> [REQUIREMENT]: The lines to extract start at the one containing "Output the text content of this document." and end with the last line; give them exactly and nothing more.
** START DATA SUPPLIED **
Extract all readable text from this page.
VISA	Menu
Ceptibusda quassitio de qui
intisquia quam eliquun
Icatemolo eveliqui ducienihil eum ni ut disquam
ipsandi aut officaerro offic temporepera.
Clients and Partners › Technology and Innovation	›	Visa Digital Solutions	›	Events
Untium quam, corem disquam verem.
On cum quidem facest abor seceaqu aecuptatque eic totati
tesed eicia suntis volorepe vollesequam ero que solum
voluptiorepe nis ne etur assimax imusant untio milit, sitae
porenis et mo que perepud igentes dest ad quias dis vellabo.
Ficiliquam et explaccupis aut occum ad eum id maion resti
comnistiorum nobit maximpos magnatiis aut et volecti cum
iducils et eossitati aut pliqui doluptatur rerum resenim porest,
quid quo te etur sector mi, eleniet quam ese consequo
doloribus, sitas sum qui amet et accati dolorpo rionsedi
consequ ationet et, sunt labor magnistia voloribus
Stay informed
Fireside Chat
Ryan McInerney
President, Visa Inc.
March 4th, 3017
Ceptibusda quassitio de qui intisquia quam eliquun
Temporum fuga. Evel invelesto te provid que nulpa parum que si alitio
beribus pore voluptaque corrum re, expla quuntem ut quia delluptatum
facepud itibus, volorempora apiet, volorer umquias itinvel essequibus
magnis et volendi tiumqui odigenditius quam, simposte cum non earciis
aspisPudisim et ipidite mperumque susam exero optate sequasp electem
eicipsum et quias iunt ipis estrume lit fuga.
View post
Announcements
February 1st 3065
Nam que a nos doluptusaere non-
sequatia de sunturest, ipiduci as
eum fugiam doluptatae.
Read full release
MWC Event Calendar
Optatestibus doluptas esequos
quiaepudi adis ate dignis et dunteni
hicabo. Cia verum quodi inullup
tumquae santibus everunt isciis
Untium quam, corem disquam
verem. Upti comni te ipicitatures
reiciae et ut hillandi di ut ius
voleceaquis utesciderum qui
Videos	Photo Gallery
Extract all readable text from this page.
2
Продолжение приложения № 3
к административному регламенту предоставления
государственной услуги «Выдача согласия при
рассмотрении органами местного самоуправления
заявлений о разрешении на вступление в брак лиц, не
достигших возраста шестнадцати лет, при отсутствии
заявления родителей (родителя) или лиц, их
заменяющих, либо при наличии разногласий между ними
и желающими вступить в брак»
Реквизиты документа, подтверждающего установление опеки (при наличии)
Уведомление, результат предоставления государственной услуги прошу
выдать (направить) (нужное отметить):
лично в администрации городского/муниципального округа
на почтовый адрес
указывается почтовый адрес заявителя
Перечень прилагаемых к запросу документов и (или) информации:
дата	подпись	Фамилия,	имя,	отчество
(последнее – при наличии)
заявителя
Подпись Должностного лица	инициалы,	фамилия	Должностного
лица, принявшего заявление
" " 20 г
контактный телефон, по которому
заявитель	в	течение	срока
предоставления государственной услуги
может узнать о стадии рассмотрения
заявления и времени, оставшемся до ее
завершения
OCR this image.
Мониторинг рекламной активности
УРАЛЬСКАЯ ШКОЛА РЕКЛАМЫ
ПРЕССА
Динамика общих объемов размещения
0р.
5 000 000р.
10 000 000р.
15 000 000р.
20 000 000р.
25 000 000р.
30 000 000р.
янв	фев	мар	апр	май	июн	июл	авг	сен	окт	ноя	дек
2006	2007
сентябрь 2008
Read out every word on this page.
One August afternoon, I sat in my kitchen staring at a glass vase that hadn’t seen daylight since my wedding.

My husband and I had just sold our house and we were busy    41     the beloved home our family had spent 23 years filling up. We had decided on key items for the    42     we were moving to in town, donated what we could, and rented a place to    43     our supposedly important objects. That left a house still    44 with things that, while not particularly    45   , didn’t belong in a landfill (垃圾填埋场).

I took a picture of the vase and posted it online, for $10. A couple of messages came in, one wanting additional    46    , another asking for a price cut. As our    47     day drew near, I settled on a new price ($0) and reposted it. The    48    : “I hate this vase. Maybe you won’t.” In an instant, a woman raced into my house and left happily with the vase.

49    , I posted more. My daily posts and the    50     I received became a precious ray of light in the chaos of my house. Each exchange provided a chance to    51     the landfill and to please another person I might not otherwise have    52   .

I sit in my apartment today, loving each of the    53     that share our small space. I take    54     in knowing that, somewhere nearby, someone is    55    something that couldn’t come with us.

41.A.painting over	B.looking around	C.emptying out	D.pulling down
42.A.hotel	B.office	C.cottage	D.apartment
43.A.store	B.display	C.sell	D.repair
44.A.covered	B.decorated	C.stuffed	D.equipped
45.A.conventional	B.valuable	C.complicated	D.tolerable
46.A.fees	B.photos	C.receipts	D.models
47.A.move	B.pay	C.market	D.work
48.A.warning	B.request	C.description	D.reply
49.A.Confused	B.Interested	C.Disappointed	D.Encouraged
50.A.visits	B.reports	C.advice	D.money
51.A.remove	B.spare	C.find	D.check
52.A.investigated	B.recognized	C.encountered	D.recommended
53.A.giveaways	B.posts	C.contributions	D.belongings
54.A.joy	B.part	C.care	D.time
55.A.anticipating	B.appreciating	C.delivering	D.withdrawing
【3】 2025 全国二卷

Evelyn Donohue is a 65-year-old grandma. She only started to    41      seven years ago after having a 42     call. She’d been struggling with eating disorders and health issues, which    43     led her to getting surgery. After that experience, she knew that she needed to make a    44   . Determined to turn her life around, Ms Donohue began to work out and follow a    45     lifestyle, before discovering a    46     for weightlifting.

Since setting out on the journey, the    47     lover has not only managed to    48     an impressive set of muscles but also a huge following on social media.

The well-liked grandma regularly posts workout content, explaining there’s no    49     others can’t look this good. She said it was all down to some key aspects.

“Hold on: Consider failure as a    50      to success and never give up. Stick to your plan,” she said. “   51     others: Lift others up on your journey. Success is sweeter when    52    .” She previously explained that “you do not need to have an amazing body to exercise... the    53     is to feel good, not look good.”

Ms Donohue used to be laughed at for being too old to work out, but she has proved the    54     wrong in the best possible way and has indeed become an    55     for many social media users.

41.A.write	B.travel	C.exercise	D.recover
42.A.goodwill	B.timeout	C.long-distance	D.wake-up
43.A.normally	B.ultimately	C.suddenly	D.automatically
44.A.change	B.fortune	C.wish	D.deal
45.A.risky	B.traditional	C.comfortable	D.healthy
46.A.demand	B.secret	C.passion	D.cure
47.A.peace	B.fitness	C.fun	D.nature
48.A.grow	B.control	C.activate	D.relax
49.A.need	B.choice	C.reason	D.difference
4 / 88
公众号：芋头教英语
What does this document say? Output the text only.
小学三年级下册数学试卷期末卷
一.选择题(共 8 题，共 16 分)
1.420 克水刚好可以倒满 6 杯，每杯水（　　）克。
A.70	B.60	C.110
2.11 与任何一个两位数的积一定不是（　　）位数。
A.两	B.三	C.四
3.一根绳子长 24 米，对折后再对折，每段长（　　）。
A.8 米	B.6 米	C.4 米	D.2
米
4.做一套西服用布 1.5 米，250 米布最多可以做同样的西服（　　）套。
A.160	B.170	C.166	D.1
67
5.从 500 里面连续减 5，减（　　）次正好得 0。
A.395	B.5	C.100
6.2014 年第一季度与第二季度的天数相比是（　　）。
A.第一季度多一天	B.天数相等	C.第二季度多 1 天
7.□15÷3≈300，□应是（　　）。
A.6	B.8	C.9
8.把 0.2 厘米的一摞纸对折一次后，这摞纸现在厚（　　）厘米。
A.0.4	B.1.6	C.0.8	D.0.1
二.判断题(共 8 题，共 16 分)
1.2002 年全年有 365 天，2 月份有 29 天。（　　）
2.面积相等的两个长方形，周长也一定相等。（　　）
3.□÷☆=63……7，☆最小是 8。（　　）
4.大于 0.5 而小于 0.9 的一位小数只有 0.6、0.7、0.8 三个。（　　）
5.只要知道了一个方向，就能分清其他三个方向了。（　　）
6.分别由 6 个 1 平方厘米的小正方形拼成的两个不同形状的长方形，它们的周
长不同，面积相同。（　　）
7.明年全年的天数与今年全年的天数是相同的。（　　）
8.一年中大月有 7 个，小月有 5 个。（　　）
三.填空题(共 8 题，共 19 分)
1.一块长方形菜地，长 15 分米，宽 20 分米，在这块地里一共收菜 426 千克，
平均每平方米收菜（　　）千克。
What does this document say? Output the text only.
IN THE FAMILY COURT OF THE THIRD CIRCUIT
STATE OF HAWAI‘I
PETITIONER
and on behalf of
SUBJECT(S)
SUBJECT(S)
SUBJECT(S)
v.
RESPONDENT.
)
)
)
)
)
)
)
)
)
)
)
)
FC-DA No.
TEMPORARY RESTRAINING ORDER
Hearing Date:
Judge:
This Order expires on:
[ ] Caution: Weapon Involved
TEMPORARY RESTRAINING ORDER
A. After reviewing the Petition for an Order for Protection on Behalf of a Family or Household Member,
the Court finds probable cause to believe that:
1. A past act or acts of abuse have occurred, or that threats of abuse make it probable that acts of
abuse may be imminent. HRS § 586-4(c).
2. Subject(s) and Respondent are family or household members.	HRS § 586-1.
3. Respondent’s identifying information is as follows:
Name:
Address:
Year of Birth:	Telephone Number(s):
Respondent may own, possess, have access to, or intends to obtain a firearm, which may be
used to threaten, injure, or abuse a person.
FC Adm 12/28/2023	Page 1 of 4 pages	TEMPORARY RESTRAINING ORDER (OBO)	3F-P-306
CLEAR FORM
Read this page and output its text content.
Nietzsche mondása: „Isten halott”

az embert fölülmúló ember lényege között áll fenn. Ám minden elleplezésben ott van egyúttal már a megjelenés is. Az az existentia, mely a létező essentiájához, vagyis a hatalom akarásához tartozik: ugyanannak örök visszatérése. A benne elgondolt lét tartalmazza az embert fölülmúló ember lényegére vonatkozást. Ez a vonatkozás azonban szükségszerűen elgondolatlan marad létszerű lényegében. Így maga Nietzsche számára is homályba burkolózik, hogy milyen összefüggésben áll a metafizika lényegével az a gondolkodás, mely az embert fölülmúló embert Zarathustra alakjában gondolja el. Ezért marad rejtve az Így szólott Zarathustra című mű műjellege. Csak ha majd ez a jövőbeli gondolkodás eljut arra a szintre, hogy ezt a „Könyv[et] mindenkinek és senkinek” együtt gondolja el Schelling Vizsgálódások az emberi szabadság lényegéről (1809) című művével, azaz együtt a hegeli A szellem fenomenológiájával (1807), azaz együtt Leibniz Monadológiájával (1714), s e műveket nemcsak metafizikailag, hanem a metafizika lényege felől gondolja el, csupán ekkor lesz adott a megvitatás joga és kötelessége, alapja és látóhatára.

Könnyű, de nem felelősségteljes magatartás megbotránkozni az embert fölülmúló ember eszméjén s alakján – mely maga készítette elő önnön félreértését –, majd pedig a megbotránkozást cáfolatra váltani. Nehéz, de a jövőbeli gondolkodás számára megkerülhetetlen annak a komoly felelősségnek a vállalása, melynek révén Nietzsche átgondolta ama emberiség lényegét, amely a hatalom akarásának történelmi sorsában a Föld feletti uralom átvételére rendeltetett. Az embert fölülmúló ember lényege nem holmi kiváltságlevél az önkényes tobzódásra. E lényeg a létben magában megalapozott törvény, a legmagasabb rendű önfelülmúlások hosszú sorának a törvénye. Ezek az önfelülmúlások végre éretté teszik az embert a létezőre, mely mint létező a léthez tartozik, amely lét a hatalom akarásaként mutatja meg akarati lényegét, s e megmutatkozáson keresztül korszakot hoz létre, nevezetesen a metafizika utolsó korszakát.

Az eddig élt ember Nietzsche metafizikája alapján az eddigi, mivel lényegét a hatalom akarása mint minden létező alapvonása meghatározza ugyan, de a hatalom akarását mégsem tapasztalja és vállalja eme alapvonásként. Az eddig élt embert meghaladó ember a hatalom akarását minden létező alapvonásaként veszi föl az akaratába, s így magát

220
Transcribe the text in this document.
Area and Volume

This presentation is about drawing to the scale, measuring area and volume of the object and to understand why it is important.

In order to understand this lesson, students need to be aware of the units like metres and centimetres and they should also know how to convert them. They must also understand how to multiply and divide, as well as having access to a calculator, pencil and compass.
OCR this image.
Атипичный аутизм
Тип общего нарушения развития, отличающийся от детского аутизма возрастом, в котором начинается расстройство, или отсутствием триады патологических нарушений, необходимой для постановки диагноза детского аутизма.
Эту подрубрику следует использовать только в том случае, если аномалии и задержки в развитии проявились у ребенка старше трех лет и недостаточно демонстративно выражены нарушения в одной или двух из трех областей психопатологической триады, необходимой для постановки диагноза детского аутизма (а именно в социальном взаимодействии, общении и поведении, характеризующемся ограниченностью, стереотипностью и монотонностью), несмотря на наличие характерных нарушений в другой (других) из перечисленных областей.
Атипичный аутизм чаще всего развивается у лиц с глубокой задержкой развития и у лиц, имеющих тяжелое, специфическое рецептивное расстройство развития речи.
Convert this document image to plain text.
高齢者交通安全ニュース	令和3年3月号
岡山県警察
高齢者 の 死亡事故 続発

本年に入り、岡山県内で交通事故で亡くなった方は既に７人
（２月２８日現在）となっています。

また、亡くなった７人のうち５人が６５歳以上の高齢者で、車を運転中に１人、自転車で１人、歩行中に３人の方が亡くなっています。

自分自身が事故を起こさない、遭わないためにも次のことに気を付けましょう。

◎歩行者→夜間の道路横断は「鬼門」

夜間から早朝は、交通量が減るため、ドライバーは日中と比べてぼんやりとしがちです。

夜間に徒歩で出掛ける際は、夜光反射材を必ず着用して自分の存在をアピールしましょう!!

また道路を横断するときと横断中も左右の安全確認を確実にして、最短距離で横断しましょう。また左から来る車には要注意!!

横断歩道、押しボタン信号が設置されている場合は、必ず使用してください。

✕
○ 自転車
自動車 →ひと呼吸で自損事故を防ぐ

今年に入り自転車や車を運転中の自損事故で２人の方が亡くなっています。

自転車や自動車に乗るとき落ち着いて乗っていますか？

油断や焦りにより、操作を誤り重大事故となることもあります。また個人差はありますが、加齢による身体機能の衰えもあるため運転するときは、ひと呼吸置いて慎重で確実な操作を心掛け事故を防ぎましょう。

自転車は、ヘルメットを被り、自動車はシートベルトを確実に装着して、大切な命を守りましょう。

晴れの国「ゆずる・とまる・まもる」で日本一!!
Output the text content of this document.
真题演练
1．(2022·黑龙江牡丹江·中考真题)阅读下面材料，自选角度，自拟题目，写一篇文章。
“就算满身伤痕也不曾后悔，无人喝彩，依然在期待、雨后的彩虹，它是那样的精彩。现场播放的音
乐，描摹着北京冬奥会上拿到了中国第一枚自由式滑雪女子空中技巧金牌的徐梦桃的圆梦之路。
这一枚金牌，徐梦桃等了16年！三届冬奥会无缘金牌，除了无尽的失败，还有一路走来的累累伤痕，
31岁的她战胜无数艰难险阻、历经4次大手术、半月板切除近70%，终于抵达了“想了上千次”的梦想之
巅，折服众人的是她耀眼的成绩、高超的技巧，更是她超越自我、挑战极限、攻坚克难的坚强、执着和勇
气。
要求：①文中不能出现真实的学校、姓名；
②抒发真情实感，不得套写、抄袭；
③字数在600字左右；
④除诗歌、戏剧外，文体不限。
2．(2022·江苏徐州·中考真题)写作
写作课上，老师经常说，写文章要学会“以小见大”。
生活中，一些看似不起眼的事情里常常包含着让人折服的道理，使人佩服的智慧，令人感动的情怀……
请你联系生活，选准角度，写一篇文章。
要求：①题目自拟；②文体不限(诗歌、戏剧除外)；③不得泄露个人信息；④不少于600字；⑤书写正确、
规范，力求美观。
** END DATA SUPPLIED **
> [WRITTEN ANSWER]:
Output the text content of this document.
真题演练
1．(2022·黑龙江牡丹江·中考真题)阅读下面材料，自选角度，自拟题目，写一篇文章。
“就算满身伤痕也不曾后悔，无人喝彩，依然在期待、雨后的彩虹，它是那样的精彩。现场播放的音
乐，描摹着北京冬奥会上拿到了中国第一枚自由式滑雪女子空中技巧金牌的徐梦桃的圆梦之路。
这一枚金牌，徐梦桃等了16年！三届冬奥会无缘金牌，除了无尽的失败，还有一路走来的累累伤痕，
31岁的她战胜无数艰难险阻、历经4次大手术、半月板切除近70%，终于抵达了“想了上千次”的梦想之
巅，折服众人的是她耀眼的成绩、高超的技巧，更是她超越自我、挑战极限、攻坚克难的坚强、执着和勇
气。
要求：①文中不能出现真实的学校、姓名；
②抒发真情实感，不得套写、抄袭；
③字数在600字左右；
④除诗歌、戏剧外，文体不限。
2．(2022·江苏徐州·中考真题)写作
写作课上，老师经常说，写文章要学会“以小见大”。
生活中，一些看似不起眼的事情里常常包含着让人折服的道理，使人佩服的智慧，令人感动的情怀……
请你联系生活，选准角度，写一篇文章。
要求：①题目自拟；②文体不限(诗歌、戏剧除外)；③不得泄露个人信息；④不少于600字；⑤书写正确、
规范，力求美观。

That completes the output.